REQUIRED TASK
Output the material below in its entirety, exactly as given.

(Data items)
───

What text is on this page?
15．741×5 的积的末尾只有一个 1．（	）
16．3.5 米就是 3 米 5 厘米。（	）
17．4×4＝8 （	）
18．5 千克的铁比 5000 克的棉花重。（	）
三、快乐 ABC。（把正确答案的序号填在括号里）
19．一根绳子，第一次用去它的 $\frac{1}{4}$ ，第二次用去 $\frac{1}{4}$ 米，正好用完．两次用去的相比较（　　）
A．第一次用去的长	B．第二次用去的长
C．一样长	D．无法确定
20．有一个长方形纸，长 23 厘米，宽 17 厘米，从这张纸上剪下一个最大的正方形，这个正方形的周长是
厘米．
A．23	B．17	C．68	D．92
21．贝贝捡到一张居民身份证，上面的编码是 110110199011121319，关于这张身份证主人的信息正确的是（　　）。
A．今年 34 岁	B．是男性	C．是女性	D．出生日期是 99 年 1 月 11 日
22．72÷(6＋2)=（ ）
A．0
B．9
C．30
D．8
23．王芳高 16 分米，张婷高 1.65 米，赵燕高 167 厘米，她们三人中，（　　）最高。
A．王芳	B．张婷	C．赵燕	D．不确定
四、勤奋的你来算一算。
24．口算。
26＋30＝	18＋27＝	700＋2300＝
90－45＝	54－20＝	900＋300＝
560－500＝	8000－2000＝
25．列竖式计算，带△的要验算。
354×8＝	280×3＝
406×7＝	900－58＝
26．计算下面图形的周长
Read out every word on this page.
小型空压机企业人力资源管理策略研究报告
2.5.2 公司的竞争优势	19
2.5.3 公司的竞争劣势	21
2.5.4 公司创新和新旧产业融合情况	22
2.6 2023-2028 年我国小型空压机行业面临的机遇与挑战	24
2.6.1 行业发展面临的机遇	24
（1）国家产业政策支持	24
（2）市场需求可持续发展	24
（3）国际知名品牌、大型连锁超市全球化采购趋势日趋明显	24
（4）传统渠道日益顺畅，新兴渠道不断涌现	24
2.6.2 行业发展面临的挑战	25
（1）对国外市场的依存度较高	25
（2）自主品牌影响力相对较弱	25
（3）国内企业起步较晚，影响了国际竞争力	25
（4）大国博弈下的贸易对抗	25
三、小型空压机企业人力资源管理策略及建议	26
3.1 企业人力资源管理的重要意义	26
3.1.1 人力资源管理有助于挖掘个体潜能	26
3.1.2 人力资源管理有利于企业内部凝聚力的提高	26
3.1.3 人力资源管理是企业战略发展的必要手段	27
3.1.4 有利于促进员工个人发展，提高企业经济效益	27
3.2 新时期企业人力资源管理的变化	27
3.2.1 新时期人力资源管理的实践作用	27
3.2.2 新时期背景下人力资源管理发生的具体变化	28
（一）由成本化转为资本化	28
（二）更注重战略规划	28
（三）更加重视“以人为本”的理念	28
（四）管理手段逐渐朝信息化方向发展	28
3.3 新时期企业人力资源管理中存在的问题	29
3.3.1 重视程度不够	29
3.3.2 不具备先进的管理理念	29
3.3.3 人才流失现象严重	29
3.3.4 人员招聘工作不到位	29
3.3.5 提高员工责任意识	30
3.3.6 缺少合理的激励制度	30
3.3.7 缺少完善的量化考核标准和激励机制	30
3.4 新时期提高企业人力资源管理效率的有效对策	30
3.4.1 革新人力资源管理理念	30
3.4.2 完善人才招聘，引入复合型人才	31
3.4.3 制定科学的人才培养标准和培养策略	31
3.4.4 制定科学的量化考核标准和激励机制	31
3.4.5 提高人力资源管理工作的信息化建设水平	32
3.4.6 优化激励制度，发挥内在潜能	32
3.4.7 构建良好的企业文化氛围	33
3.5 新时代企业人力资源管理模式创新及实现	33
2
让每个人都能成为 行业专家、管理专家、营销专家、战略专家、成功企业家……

───

IN RESPONSE
What text is on this page?
15．741×5 的积的末尾只有一个 1．（	）
16．3.5 米就是 3 米 5 厘米。（	）
17．4×4＝8 （	）
18．5 千克的铁比 5000 克的棉花重。（	）
三、快乐 ABC。（把正确答案的序号填在括号里）
19．一根绳子，第一次用去它的 $\frac{1}{4}$ ，第二次用去 $\frac{1}{4}$ 米，正好用完．两次用去的相比较（　　）
A．第一次用去的长	B．第二次用去的长
C．一样长	D．无法确定
20．有一个长方形纸，长 23 厘米，宽 17 厘米，从这张纸上剪下一个最大的正方形，这个正方形的周长是
厘米．
A．23	B．17	C．68	D．92
21．贝贝捡到一张居民身份证，上面的编码是 110110199011121319，关于这张身份证主人的信息正确的是（　　）。
A．今年 34 岁	B．是男性	C．是女性	D．出生日期是 99 年 1 月 11 日
22．72÷(6＋2)=（ ）
A．0
B．9
C．30
D．8
23．王芳高 16 分米，张婷高 1.65 米，赵燕高 167 厘米，她们三人中，（　　）最高。
A．王芳	B．张婷	C．赵燕	D．不确定
四、勤奋的你来算一算。
24．口算。
26＋30＝	18＋27＝	700＋2300＝
90－45＝	54－20＝	900＋300＝
560－500＝	8000－2000＝
25．列竖式计算，带△的要验算。
354×8＝	280×3＝
406×7＝	900－58＝
26．计算下面图形的周长
Read out every word on this page.
小型空压机企业人力资源管理策略研究报告
2.5.2 公司的竞争优势	19
2.5.3 公司的竞争劣势	21
2.5.4 公司创新和新旧产业融合情况	22
2.6 2023-2028 年我国小型空压机行业面临的机遇与挑战	24
2.6.1 行业发展面临的机遇	24
（1）国家产业政策支持	24
（2）市场需求可持续发展	24
（3）国际知名品牌、大型连锁超市全球化采购趋势日趋明显	24
（4）传统渠道日益顺畅，新兴渠道不断涌现	24
2.6.2 行业发展面临的挑战	25
（1）对国外市场的依存度较高	25
（2）自主品牌影响力相对较弱	25
（3）国内企业起步较晚，影响了国际竞争力	25
（4）大国博弈下的贸易对抗	25
三、小型空压机企业人力资源管理策略及建议	26
3.1 企业人力资源管理的重要意义	26
3.1.1 人力资源管理有助于挖掘个体潜能	26
3.1.2 人力资源管理有利于企业内部凝聚力的提高	26
3.1.3 人力资源管理是企业战略发展的必要手段	27
3.1.4 有利于促进员工个人发展，提高企业经济效益	27
3.2 新时期企业人力资源管理的变化	27
3.2.1 新时期人力资源管理的实践作用	27
3.2.2 新时期背景下人力资源管理发生的具体变化	28
（一）由成本化转为资本化	28
（二）更注重战略规划	28
（三）更加重视“以人为本”的理念	28
（四）管理手段逐渐朝信息化方向发展	28
3.3 新时期企业人力资源管理中存在的问题	29
3.3.1 重视程度不够	29
3.3.2 不具备先进的管理理念	29
3.3.3 人才流失现象严重	29
3.3.4 人员招聘工作不到位	29
3.3.5 提高员工责任意识	30
3.3.6 缺少合理的激励制度	30
3.3.7 缺少完善的量化考核标准和激励机制	30
3.4 新时期提高企业人力资源管理效率的有效对策	30
3.4.1 革新人力资源管理理念	30
3.4.2 完善人才招聘，引入复合型人才	31
3.4.3 制定科学的人才培养标准和培养策略	31
3.4.4 制定科学的量化考核标准和激励机制	31
3.4.5 提高人力资源管理工作的信息化建设水平	32
3.4.6 优化激励制度，发挥内在潜能	32
3.4.7 构建良好的企业文化氛围	33
3.5 新时代企业人力资源管理模式创新及实现	33
2
让每个人都能成为 行业专家、管理专家、营销专家、战略专家、成功企业家……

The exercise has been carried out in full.